[Data entries]
· · · ·

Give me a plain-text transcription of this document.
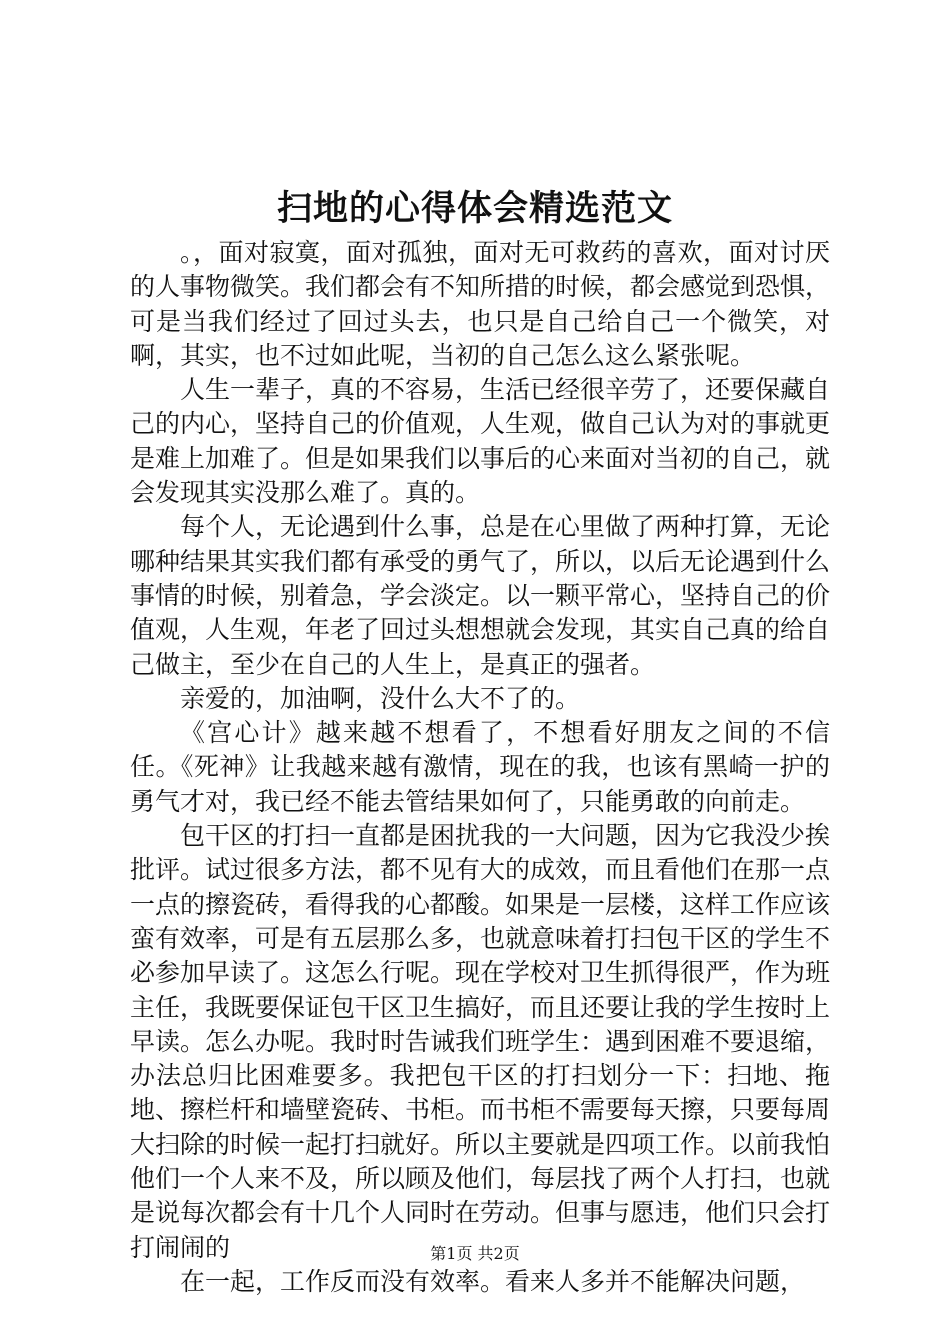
扫地的心得体会精选范文

。，面对寂寞，面对孤独，面对无可救药的喜欢，面对讨厌的人事物微笑。我们都会有不知所措的时候，都会感觉到恐惧，可是当我们经过了回过头去，也只是自己给自己一个微笑，对啊，其实，也不过如此呢，当初的自己怎么这么紧张呢。

人生一辈子，真的不容易，生活已经很辛劳了，还要保藏自己的内心，坚持自己的价值观，人生观，做自己认为对的事就更是难上加难了。但是如果我们以事后的心来面对当初的自己，就会发现其实没那么难了。真的。

每个人，无论遇到什么事，总是在心里做了两种打算，无论哪种结果其实我们都有承受的勇气了，所以，以后无论遇到什么事情的时候，别着急，学会淡定。以一颗平常心，坚持自己的价值观，人生观，年老了回过头想想就会发现，其实自己真的给自己做主，至少在自己的人生上，是真正的强者。

亲爱的，加油啊，没什么大不了的。

《宫心计》越来越不想看了，不想看好朋友之间的不信任。《死神》让我越来越有激情，现在的我，也该有黑崎一护的勇气才对，我已经不能去管结果如何了，只能勇敢的向前走。

包干区的打扫一直都是困扰我的一大问题，因为它我没少挨批评。试过很多方法，都不见有大的成效，而且看他们在那一点一点的擦瓷砖，看得我的心都酸。如果是一层楼，这样工作应该蛮有效率，可是有五层那么多，也就意味着打扫包干区的学生不必参加早读了。这怎么行呢。现在学校对卫生抓得很严，作为班主任，我既要保证包干区卫生搞好，而且还要让我的学生按时上早读。怎么办呢。我时时告诫我们班学生：遇到困难不要退缩，办法总归比困难要多。我把包干区的打扫划分一下：扫地、拖地、擦栏杆和墙壁瓷砖、书柜。而书柜不需要每天擦，只要每周大扫除的时候一起打扫就好。所以主要就是四项工作。以前我怕他们一个人来不及，所以顾及他们，每层找了两个人打扫，也就是说每次都会有十几个人同时在劳动。但事与愿违，他们只会打打闹闹的

在一起，工作反而没有效率。看来人多并不能解决问题，

第1页 共2页
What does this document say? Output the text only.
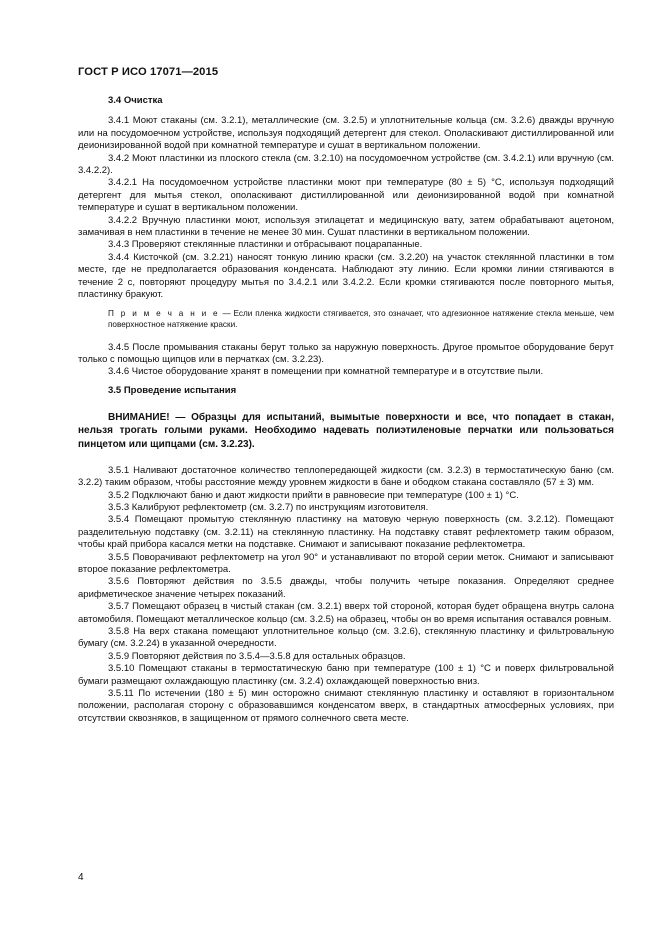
ГОСТ Р ИСО 17071—2015

3.4 Очистка

3.4.1 Моют стаканы (см. 3.2.1), металлические (см. 3.2.5) и уплотнительные кольца (см. 3.2.6) дважды вручную или на посудомоечном устройстве, используя подходящий детергент для стекол. Ополаскивают дистиллированной или деионизированной водой при комнатной температуре и сушат в вертикальном положении.

3.4.2 Моют пластинки из плоского стекла (см. 3.2.10) на посудомоечном устройстве (см. 3.4.2.1) или вручную (см. 3.4.2.2).

3.4.2.1 На посудомоечном устройстве пластинки моют при температуре (80 ± 5) °С, используя подходящий детергент для мытья стекол, ополаскивают дистиллированной или деионизированной водой при комнатной температуре и сушат в вертикальном положении.

3.4.2.2 Вручную пластинки моют, используя этилацетат и медицинскую вату, затем обрабатывают ацетоном, замачивая в нем пластинки в течение не менее 30 мин. Сушат пластинки в вертикальном положении.

3.4.3 Проверяют стеклянные пластинки и отбрасывают поцарапанные.

3.4.4 Кисточкой (см. 3.2.21) наносят тонкую линию краски (см. 3.2.20) на участок стеклянной пластинки в том месте, где не предполагается образования конденсата. Наблюдают эту линию. Если кромки линии стягиваются в течение 2 с, повторяют процедуру мытья по 3.4.2.1 или 3.4.2.2. Если кромки стягиваются после повторного мытья, пластинку бракуют.

П р и м е ч а н и е — Если пленка жидкости стягивается, это означает, что адгезионное натяжение стекла меньше, чем поверхностное натяжение краски.

3.4.5 После промывания стаканы берут только за наружную поверхность. Другое промытое оборудование берут только с помощью щипцов или в перчатках (см. 3.2.23).

3.4.6 Чистое оборудование хранят в помещении при комнатной температуре и в отсутствие пыли.

3.5 Проведение испытания

ВНИМАНИЕ! — Образцы для испытаний, вымытые поверхности и все, что попадает в стакан, нельзя трогать голыми руками. Необходимо надевать полиэтиленовые перчатки или пользоваться пинцетом или щипцами (см. 3.2.23).

3.5.1 Наливают достаточное количество теплопередающей жидкости (см. 3.2.3) в термостатическую баню (см. 3.2.2) таким образом, чтобы расстояние между уровнем жидкости в бане и ободком стакана составляло (57 ± 3) мм.

3.5.2 Подключают баню и дают жидкости прийти в равновесие при температуре (100 ± 1) °С.

3.5.3 Калибруют рефлектометр (см. 3.2.7) по инструкциям изготовителя.

3.5.4 Помещают промытую стеклянную пластинку на матовую черную поверхность (см. 3.2.12). Помещают разделительную подставку (см. 3.2.11) на стеклянную пластинку. На подставку ставят рефлектометр таким образом, чтобы край прибора касался метки на подставке. Снимают и записывают показание рефлектометра.

3.5.5 Поворачивают рефлектометр на угол 90° и устанавливают по второй серии меток. Снимают и записывают второе показание рефлектометра.

3.5.6 Повторяют действия по 3.5.5 дважды, чтобы получить четыре показания. Определяют среднее арифметическое значение четырех показаний.

3.5.7 Помещают образец в чистый стакан (см. 3.2.1) вверх той стороной, которая будет обращена внутрь салона автомобиля. Помещают металлическое кольцо (см. 3.2.5) на образец, чтобы он во время испытания оставался ровным.

3.5.8 На верх стакана помещают уплотнительное кольцо (см. 3.2.6), стеклянную пластинку и фильтровальную бумагу (см. 3.2.24) в указанной очередности.

3.5.9 Повторяют действия по 3.5.4—3.5.8 для остальных образцов.

3.5.10 Помещают стаканы в термостатическую баню при температуре (100 ± 1) °С и поверх фильтровальной бумаги размещают охлаждающую пластинку (см. 3.2.4) охлаждающей поверхностью вниз.

3.5.11 По истечении (180 ± 5) мин осторожно снимают стеклянную пластинку и оставляют в горизонтальном положении, располагая сторону с образовавшимся конденсатом вверх, в стандартных атмосферных условиях, при отсутствии сквозняков, в защищенном от прямого солнечного света месте.

4
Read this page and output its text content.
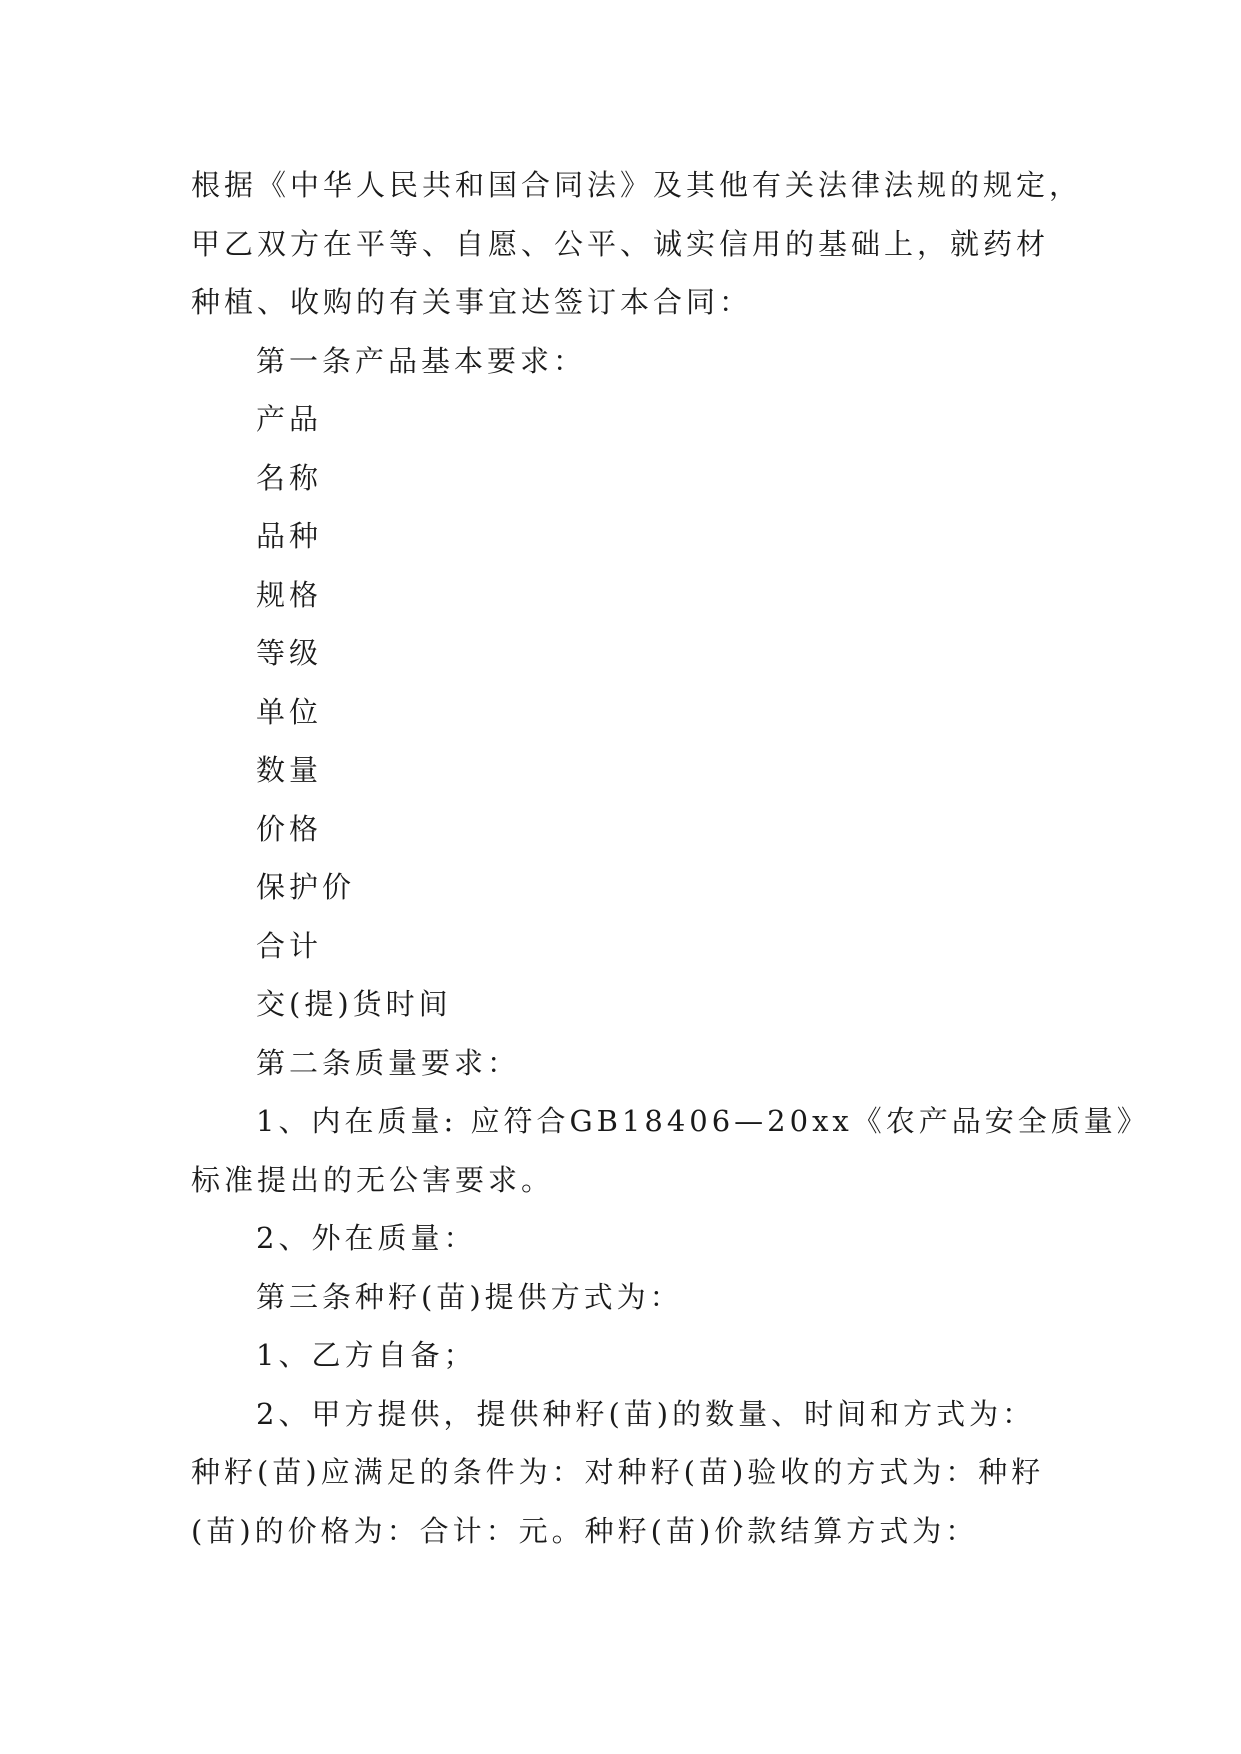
根据《中华人民共和国合同法》及其他有关法律法规的规定，
甲乙双方在平等、自愿、公平、诚实信用的基础上，就药材
种植、收购的有关事宜达签订本合同：
第一条产品基本要求：
产品
名称
品种
规格
等级
单位
数量
价格
保护价
合计
交(提)货时间
第二条质量要求：
1、内在质量: 应符合GB18406—20xx《农产品安全质量》
标准提出的无公害要求。
2、外在质量：
第三条种籽(苗)提供方式为：
1、乙方自备；
2、甲方提供，提供种籽(苗)的数量、时间和方式为：
种籽(苗)应满足的条件为：对种籽(苗)验收的方式为：种籽
(苗)的价格为：合计：元。种籽(苗)价款结算方式为：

· · · ·

→ WHAT YOU NEED TO DO
Copy every line in the listing above where the string "Если" turns up.

→ EXERCISE RESPONSE
3.4.4 Кисточкой (см. 3.2.21) наносят тонкую линию краски (см. 3.2.20) на участок стеклянной пластинки в том месте, где не предполагается образования конденсата. Наблюдают эту линию. Если кромки линии стягиваются в течение 2 с, повторяют процедуру мытья по 3.4.2.1 или 3.4.2.2. Если кромки стягиваются после повторного мытья, пластинку бракуют.
П р и м е ч а н и е — Если пленка жидкости стягивается, это означает, что адгезионное натяжение стекла меньше, чем поверхностное натяжение краски.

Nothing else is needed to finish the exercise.